Material supplied:
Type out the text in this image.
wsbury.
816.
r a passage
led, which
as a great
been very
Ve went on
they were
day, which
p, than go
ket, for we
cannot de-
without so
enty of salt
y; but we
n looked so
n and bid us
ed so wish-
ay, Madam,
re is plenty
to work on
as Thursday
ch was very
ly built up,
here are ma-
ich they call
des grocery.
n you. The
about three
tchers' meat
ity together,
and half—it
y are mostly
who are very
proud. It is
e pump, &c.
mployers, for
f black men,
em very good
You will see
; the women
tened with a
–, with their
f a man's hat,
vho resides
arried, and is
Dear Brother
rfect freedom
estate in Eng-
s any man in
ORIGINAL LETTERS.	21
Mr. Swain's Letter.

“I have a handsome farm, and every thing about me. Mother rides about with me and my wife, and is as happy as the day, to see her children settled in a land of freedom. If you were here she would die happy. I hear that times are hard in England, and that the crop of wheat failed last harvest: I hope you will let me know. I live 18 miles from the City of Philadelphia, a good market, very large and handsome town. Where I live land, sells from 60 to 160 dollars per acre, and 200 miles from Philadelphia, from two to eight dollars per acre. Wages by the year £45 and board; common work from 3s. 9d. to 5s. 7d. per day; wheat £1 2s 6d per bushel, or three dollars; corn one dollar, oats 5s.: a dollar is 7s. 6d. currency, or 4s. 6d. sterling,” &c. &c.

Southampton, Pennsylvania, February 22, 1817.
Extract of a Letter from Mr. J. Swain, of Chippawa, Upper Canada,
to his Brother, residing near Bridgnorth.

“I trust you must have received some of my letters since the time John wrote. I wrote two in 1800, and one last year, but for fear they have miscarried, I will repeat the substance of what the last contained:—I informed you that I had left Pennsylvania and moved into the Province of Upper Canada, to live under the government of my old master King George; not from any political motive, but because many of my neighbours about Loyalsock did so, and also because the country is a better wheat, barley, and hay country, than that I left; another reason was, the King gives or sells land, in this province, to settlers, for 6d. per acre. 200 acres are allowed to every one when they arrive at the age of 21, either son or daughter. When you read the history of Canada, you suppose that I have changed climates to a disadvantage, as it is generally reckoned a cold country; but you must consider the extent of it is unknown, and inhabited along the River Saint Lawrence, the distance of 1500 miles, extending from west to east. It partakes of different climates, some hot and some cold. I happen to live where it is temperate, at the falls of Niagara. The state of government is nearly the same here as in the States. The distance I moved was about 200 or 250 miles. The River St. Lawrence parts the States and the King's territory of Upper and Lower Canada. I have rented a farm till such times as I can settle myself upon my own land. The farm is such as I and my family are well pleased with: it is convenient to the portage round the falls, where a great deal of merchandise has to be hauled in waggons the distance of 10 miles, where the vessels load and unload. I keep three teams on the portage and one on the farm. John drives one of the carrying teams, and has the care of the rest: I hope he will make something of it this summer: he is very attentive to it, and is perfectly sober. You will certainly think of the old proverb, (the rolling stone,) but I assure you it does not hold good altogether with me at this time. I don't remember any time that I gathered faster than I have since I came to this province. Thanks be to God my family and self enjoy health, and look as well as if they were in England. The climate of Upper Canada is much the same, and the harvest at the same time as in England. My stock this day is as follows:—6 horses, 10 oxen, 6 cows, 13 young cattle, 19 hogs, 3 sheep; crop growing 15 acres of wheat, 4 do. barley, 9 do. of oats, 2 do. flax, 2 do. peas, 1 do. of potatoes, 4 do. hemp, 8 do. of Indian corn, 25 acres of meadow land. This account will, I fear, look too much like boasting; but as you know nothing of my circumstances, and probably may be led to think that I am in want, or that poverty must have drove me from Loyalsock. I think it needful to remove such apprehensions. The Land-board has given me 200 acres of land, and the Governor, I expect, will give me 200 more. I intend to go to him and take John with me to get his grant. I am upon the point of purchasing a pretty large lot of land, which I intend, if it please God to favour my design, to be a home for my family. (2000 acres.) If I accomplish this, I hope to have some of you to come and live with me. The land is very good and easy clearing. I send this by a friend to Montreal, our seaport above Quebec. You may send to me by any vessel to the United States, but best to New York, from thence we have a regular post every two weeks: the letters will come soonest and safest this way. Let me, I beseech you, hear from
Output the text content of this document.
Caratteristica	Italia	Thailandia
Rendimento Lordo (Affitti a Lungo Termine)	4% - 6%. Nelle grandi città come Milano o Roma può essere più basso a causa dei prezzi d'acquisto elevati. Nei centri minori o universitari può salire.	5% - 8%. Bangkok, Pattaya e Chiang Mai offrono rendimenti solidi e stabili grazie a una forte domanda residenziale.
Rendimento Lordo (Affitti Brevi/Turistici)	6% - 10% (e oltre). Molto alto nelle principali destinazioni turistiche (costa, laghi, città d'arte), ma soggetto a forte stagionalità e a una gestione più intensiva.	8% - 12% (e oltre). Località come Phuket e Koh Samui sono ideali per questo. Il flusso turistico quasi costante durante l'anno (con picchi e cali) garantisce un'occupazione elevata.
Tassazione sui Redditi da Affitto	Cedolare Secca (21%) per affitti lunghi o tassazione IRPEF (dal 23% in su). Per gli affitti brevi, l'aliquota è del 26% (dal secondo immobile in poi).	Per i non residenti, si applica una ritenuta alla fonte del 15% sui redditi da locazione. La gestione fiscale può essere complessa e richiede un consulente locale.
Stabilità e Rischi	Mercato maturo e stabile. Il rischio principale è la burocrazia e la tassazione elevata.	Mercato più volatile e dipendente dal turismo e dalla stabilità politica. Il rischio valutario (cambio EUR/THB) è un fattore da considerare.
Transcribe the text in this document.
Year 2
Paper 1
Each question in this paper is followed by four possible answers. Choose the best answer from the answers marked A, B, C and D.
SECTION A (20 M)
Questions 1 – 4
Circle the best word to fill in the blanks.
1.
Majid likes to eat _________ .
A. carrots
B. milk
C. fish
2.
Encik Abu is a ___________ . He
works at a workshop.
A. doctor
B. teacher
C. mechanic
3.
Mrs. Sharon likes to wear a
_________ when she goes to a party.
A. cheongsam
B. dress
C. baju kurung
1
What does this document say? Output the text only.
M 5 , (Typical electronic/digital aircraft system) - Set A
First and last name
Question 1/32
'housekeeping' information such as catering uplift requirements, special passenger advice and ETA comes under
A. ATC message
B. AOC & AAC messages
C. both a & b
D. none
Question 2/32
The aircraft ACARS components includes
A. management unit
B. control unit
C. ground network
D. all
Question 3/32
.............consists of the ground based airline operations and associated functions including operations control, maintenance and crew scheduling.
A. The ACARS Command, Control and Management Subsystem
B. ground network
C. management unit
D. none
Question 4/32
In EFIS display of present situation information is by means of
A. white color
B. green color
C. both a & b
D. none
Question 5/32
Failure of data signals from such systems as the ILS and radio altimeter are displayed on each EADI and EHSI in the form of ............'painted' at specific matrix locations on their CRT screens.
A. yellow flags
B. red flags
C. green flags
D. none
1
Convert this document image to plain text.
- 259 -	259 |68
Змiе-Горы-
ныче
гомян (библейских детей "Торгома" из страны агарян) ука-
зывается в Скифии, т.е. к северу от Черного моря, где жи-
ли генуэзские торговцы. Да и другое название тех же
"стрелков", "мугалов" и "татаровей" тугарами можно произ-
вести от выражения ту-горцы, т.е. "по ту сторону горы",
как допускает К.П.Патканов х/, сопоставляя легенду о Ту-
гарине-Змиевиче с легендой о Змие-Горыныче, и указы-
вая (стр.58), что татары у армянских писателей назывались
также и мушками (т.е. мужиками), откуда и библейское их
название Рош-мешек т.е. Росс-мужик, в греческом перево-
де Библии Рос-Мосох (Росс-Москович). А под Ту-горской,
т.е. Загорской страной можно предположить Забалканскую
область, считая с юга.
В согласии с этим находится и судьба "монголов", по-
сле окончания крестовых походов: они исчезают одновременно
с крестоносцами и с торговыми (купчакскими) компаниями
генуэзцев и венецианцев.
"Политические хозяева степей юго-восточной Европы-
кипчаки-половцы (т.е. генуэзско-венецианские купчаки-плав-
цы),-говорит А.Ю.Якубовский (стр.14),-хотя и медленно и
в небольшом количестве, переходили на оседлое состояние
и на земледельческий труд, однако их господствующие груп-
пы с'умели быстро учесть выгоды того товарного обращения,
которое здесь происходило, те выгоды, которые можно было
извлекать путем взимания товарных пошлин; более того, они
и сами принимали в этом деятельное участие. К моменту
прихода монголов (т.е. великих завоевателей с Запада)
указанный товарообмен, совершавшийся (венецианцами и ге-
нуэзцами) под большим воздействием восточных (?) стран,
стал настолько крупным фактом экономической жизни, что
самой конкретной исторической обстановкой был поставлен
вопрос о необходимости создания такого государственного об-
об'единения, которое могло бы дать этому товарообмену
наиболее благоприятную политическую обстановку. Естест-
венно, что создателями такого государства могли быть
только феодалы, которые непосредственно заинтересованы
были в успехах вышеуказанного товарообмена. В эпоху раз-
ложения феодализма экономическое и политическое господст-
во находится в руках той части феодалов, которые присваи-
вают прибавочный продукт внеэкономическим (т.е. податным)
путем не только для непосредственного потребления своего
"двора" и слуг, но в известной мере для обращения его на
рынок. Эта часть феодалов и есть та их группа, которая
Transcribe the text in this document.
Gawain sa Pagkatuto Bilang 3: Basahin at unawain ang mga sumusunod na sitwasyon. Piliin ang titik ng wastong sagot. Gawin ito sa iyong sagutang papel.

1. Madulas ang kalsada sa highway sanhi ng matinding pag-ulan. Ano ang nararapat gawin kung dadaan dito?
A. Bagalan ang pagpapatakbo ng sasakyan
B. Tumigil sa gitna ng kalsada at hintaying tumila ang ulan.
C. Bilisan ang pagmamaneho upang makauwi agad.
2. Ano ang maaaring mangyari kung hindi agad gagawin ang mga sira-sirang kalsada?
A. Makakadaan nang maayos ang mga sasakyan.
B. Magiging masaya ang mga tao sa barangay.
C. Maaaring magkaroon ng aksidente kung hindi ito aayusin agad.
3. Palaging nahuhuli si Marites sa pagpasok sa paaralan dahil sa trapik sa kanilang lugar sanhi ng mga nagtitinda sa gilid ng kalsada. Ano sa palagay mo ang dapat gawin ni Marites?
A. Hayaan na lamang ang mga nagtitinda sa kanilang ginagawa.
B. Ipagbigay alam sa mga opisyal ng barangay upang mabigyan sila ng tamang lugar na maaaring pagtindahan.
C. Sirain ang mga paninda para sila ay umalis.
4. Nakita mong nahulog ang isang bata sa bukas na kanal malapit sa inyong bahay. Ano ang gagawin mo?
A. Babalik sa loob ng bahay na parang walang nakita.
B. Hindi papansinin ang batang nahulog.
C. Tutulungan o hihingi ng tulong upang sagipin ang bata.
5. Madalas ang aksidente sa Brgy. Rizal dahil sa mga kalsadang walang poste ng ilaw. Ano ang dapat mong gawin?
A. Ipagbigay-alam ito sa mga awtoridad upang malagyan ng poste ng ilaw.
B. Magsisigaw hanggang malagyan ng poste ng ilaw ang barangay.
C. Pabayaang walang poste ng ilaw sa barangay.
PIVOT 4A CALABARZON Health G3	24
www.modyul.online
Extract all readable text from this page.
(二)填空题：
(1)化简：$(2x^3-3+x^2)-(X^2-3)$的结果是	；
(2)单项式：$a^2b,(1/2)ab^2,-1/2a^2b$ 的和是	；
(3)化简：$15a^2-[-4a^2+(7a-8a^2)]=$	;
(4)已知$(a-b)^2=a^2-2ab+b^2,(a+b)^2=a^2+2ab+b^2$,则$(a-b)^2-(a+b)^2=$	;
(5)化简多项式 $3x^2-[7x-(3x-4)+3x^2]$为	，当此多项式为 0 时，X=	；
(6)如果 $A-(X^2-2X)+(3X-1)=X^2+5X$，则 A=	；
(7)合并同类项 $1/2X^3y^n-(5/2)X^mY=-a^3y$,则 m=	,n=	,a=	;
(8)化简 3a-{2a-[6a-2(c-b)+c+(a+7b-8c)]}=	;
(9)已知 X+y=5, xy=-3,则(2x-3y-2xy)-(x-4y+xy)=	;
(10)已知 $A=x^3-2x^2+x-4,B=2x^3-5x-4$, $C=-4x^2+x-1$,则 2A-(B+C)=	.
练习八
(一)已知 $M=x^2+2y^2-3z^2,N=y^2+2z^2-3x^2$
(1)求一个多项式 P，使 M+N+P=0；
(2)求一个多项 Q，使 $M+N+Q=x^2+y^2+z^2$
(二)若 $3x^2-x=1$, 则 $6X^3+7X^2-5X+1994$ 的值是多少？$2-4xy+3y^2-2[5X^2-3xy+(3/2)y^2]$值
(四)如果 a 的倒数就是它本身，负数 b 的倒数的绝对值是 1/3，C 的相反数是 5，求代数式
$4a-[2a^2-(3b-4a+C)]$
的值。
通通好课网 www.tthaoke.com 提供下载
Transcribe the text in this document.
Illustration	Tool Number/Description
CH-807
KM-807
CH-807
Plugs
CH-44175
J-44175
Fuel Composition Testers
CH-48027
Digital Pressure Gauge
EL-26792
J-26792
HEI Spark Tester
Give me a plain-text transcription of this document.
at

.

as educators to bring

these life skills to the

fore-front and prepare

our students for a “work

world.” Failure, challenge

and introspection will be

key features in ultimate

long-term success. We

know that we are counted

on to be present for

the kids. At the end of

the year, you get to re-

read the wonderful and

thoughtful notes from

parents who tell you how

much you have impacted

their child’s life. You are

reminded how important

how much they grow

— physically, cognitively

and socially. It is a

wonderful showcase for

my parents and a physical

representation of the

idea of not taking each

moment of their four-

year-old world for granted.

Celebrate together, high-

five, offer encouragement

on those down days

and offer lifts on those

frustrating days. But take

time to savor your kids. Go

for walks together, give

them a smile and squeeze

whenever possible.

Task statement:
Tally up the lines of the listing containing the word "those". Give only the total.

Solution for this task:
2